- [TASK INSTRUCTIONS] From the listing below, pull out all lines with "JSON" in them.

[Records]
☆ ☆ ☆

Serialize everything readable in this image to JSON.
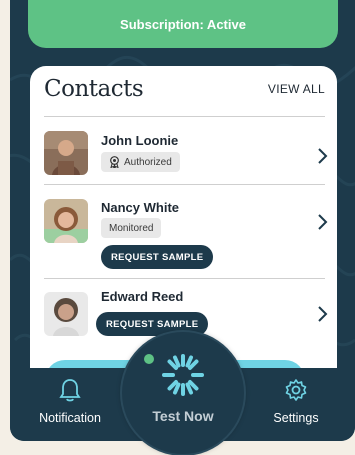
{
  "subscription": {
    "label": "Subscription: Active"
  },
  "contacts": {
    "title": "Contacts",
    "view_all": "VIEW ALL",
    "items": [
      {
        "name": "John Loonie",
        "status": "Authorized",
        "action": ""
      },
      {
        "name": "Nancy White",
        "status": "Monitored",
        "action": "REQUEST SAMPLE"
      },
      {
        "name": "Edward Reed",
        "status": "",
        "action": "REQUEST SAMPLE"
      }
    ]
  },
  "nav": {
    "notification": "Notification",
    "test_now": "Test Now",
    "settings": "Settings"
  },
  "colors": {
    "navy": "#1d3a4b",
    "green": "#5ec285",
    "cyan": "#6fd3e4",
    "cream": "#f4efe6"
  }
}
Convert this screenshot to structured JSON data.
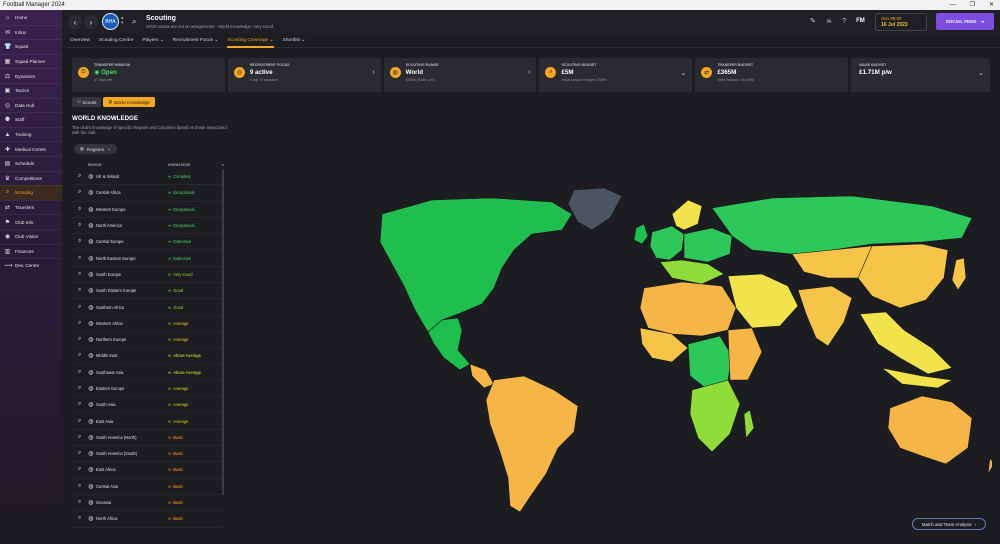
{
  "window": {
    "title": "Football Manager 2024",
    "controls": [
      "—",
      "❐",
      "✕"
    ]
  },
  "sidebar": {
    "items": [
      {
        "label": "Home",
        "icon": "home-icon",
        "glyph": "⌂"
      },
      {
        "label": "Inbox",
        "icon": "inbox-icon",
        "glyph": "✉"
      },
      {
        "label": "Squad",
        "icon": "shirt-icon",
        "glyph": "👕"
      },
      {
        "label": "Squad Planner",
        "icon": "planner-icon",
        "glyph": "▦"
      },
      {
        "label": "Dynamics",
        "icon": "dynamics-icon",
        "glyph": "⚖"
      },
      {
        "label": "Tactics",
        "icon": "tactics-icon",
        "glyph": "▣"
      },
      {
        "label": "Data Hub",
        "icon": "data-hub-icon",
        "glyph": "◎"
      },
      {
        "label": "Staff",
        "icon": "staff-icon",
        "glyph": "⚉"
      },
      {
        "label": "Training",
        "icon": "training-icon",
        "glyph": "▲"
      },
      {
        "label": "Medical Centre",
        "icon": "medical-icon",
        "glyph": "✚"
      },
      {
        "label": "Schedule",
        "icon": "schedule-icon",
        "glyph": "▤"
      },
      {
        "label": "Competitions",
        "icon": "trophy-icon",
        "glyph": "♛"
      },
      {
        "label": "Scouting",
        "icon": "scouting-icon",
        "glyph": "⌕",
        "active": true
      },
      {
        "label": "Transfers",
        "icon": "transfers-icon",
        "glyph": "⇄"
      },
      {
        "label": "Club Info",
        "icon": "club-info-icon",
        "glyph": "⚑"
      },
      {
        "label": "Club Vision",
        "icon": "club-vision-icon",
        "glyph": "◉"
      },
      {
        "label": "Finances",
        "icon": "finances-icon",
        "glyph": "▥"
      },
      {
        "label": "Dev. Centre",
        "icon": "dev-centre-icon",
        "glyph": "⟿"
      }
    ]
  },
  "header": {
    "club_badge_text": "BHA",
    "title": "Scouting",
    "subtitle": "10/10 scouts are out on assignments · World Knowledge: Very Good",
    "fm_label": "FM",
    "date_time": "Sun 08:00",
    "date_day": "16 Jul 2023",
    "social_feed": "SOCIAL FEED"
  },
  "subtabs": [
    {
      "label": "Overview"
    },
    {
      "label": "Scouting Centre"
    },
    {
      "label": "Players ⌄"
    },
    {
      "label": "Recruitment Focus ⌄"
    },
    {
      "label": "Scouting Coverage ⌄",
      "active": true
    },
    {
      "label": "Shortlist ⌄"
    }
  ],
  "cards": [
    {
      "label": "TRANSFER WINDOW",
      "value": "◉ Open",
      "sub": "47 days left",
      "glyph": "⏲",
      "value_color": "#4cd964",
      "chev": ""
    },
    {
      "label": "RECRUITMENT FOCUS",
      "value": "9 active",
      "sub": "0 top / 0 standard",
      "glyph": "◎",
      "value_color": "#ffffff",
      "chev": "›"
    },
    {
      "label": "SCOUTING RANGE",
      "value": "World",
      "sub": "£380K (£38K p/m)",
      "glyph": "◍",
      "value_color": "#ffffff",
      "chev": "›"
    },
    {
      "label": "SCOUTING BUDGET",
      "value": "£5M",
      "sub": "Initial season budget: £390K",
      "glyph": "⌕",
      "value_color": "#ffffff",
      "chev": "⌄"
    },
    {
      "label": "TRANSFER BUDGET",
      "value": "£365M",
      "sub": "Start Season: £40.98M",
      "glyph": "⇄",
      "value_color": "#ffffff",
      "chev": ""
    },
    {
      "label": "WAGE BUDGET",
      "value": "£1.71M p/w",
      "sub": "",
      "glyph": "",
      "value_color": "#ffffff",
      "chev": "⌄"
    }
  ],
  "toggle": {
    "scouts": "Scouts",
    "world": "World Knowledge"
  },
  "world_knowledge": {
    "title": "WORLD KNOWLEDGE",
    "description": "The club's knowledge of specific Regions and Countries based on those associated with the club.",
    "dropdown": "Regions"
  },
  "table": {
    "col_region": "REGION",
    "col_knowledge": "KNOWLEDGE",
    "rows": [
      {
        "region": "UK & Ireland",
        "knowledge": "Complete",
        "color": "#4cd964"
      },
      {
        "region": "Central Africa",
        "knowledge": "Exceptional",
        "color": "#4cd964"
      },
      {
        "region": "Western Europe",
        "knowledge": "Exceptional",
        "color": "#4cd964"
      },
      {
        "region": "North America",
        "knowledge": "Exceptional",
        "color": "#4cd964"
      },
      {
        "region": "Central Europe",
        "knowledge": "Extensive",
        "color": "#4cd964"
      },
      {
        "region": "North Eastern Europe",
        "knowledge": "Extensive",
        "color": "#4cd964"
      },
      {
        "region": "South Europe",
        "knowledge": "Very Good",
        "color": "#8fdc3a"
      },
      {
        "region": "South Eastern Europe",
        "knowledge": "Good",
        "color": "#8fdc3a"
      },
      {
        "region": "Southern Africa",
        "knowledge": "Good",
        "color": "#8fdc3a"
      },
      {
        "region": "Western Africa",
        "knowledge": "Average",
        "color": "#f5c02a"
      },
      {
        "region": "Northern Europe",
        "knowledge": "Average",
        "color": "#f5c02a"
      },
      {
        "region": "Middle East",
        "knowledge": "Above Average",
        "color": "#e8e04a"
      },
      {
        "region": "Southeast Asia",
        "knowledge": "Above Average",
        "color": "#e8e04a"
      },
      {
        "region": "Eastern Europe",
        "knowledge": "Average",
        "color": "#f5c02a"
      },
      {
        "region": "South Asia",
        "knowledge": "Average",
        "color": "#f5c02a"
      },
      {
        "region": "East Asia",
        "knowledge": "Average",
        "color": "#f5c02a"
      },
      {
        "region": "South America (North)",
        "knowledge": "Basic",
        "color": "#f5a623"
      },
      {
        "region": "South America (South)",
        "knowledge": "Basic",
        "color": "#f5a623"
      },
      {
        "region": "East Africa",
        "knowledge": "Basic",
        "color": "#f5a623"
      },
      {
        "region": "Central Asia",
        "knowledge": "Basic",
        "color": "#f5a623"
      },
      {
        "region": "Oceania",
        "knowledge": "Basic",
        "color": "#f5a623"
      },
      {
        "region": "North Africa",
        "knowledge": "Basic",
        "color": "#f5a623"
      }
    ]
  },
  "map_colors": {
    "complete": "#1fbe4e",
    "exceptional": "#2ec85a",
    "good": "#8fdc3a",
    "above_average": "#f2e34c",
    "average": "#f7c44a",
    "basic": "#f5b547",
    "unknown": "#4a5561"
  },
  "match_button": "Match and Team Analysis"
}
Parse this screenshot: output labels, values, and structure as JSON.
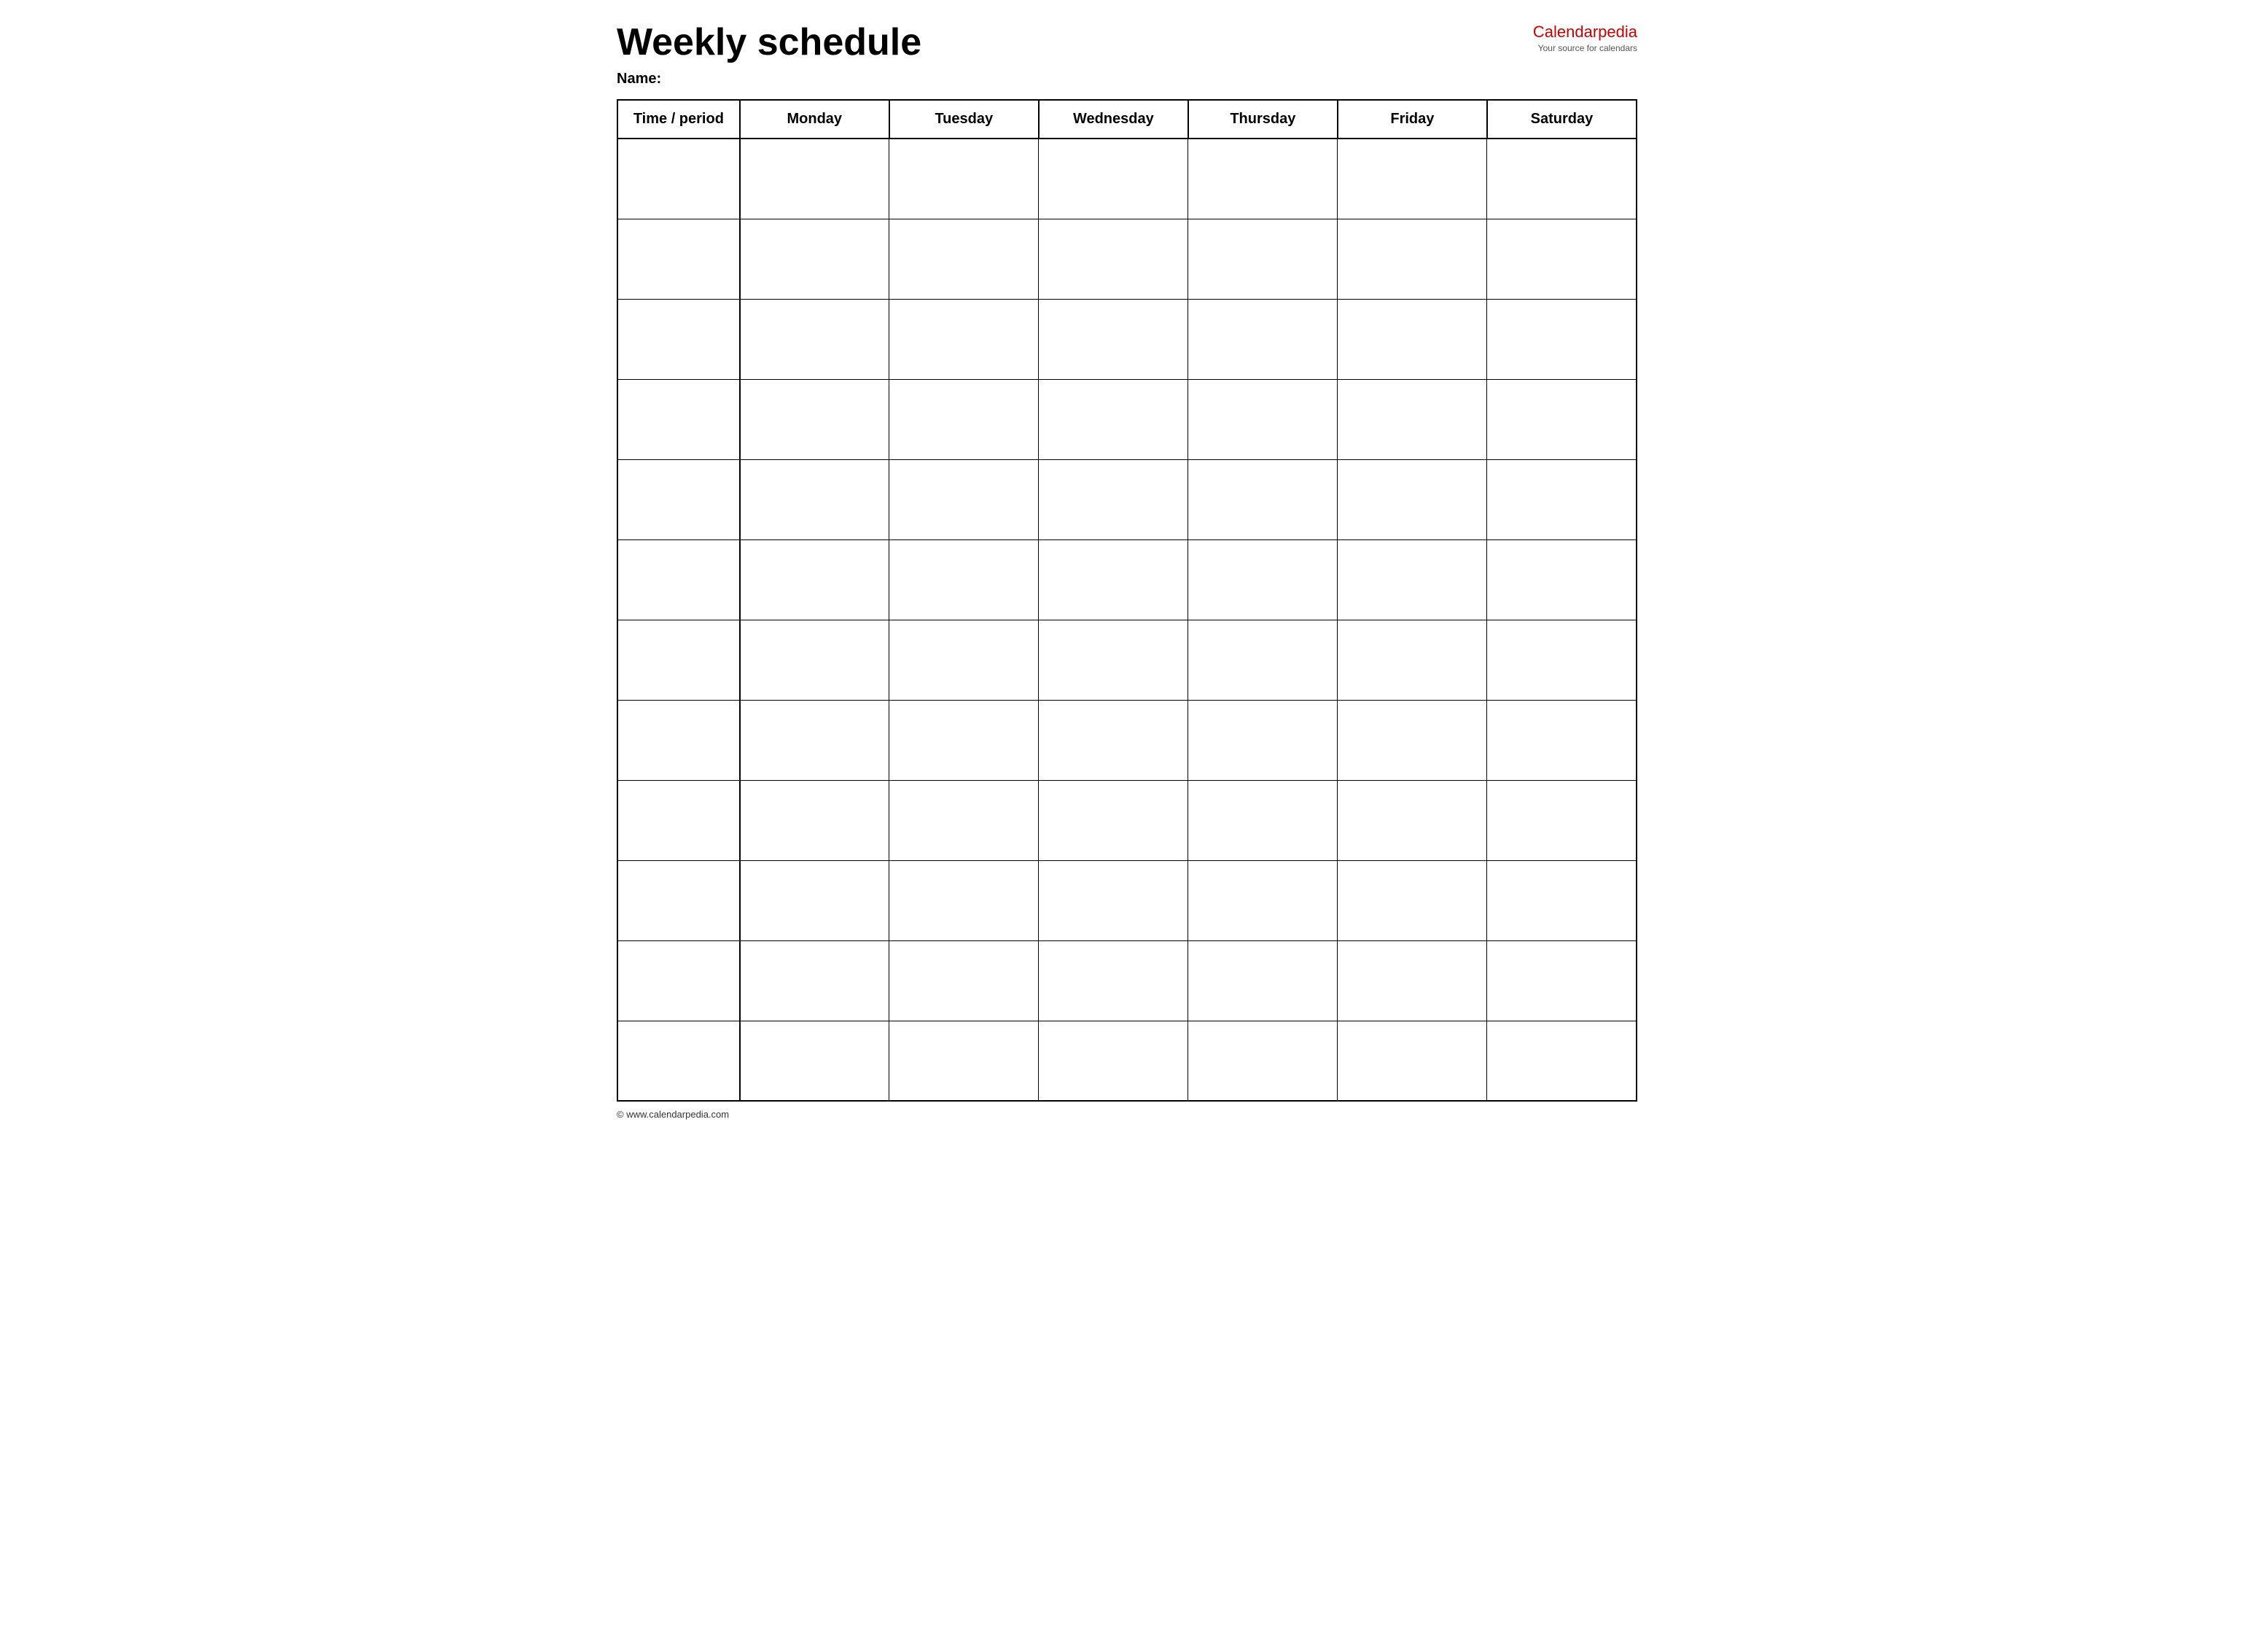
{
  "header": {
    "title": "Weekly schedule",
    "logo_main": "Calendar",
    "logo_accent": "pedia",
    "logo_tagline": "Your source for calendars"
  },
  "name_label": "Name:",
  "table": {
    "columns": [
      {
        "key": "time",
        "label": "Time / period"
      },
      {
        "key": "monday",
        "label": "Monday"
      },
      {
        "key": "tuesday",
        "label": "Tuesday"
      },
      {
        "key": "wednesday",
        "label": "Wednesday"
      },
      {
        "key": "thursday",
        "label": "Thursday"
      },
      {
        "key": "friday",
        "label": "Friday"
      },
      {
        "key": "saturday",
        "label": "Saturday"
      }
    ],
    "row_count": 12
  },
  "footer": {
    "text": "© www.calendarpedia.com"
  }
}
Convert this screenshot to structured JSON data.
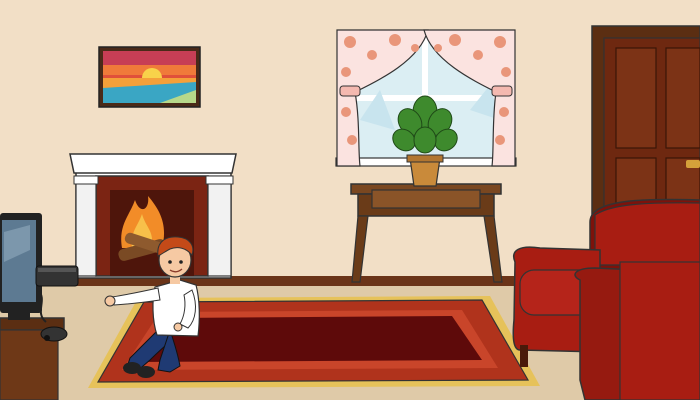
{
  "scene": {
    "name": "living-room",
    "objects": [
      "sunset-painting",
      "fireplace",
      "fire",
      "window",
      "curtains",
      "potted-plant",
      "console-table",
      "door",
      "red-sofa",
      "red-rug",
      "television",
      "game-console",
      "game-controller",
      "tv-stand",
      "boy"
    ]
  },
  "colors": {
    "wall": "#f2dfc6",
    "floor": "#dfcaa8",
    "baseboard": "#6b3418",
    "wood": "#7a4720",
    "wood_dark": "#5b2e12",
    "door": "#6e2810",
    "sofa": "#a81d12",
    "sofa_dark": "#7d120b",
    "rug_outer": "#b0331c",
    "rug_inner": "#5e0a0a",
    "fringe": "#e6c25a",
    "fireplace_white": "#ffffff",
    "fireplace_brick": "#7b2413",
    "flame": "#f28c28",
    "curtain": "#fbe3e0",
    "curtain_flower": "#e9967a",
    "window_glass": "#dbeef3",
    "plant": "#3e8a2d",
    "pot": "#c98a3a",
    "tv_screen": "#5d7a92",
    "shirt": "#ffffff",
    "jeans": "#1f3a73",
    "hair": "#c44a18",
    "skin": "#f6c9a3"
  }
}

☆ ☆ ☆

- [ANSWER IN FULL]
Serialize everything readable in this image to JSON.
Convert this screenshot to structured JSON data.
Parse this screenshot: output labels, values, and structure as JSON.
Convert this screenshot to structured JSON data.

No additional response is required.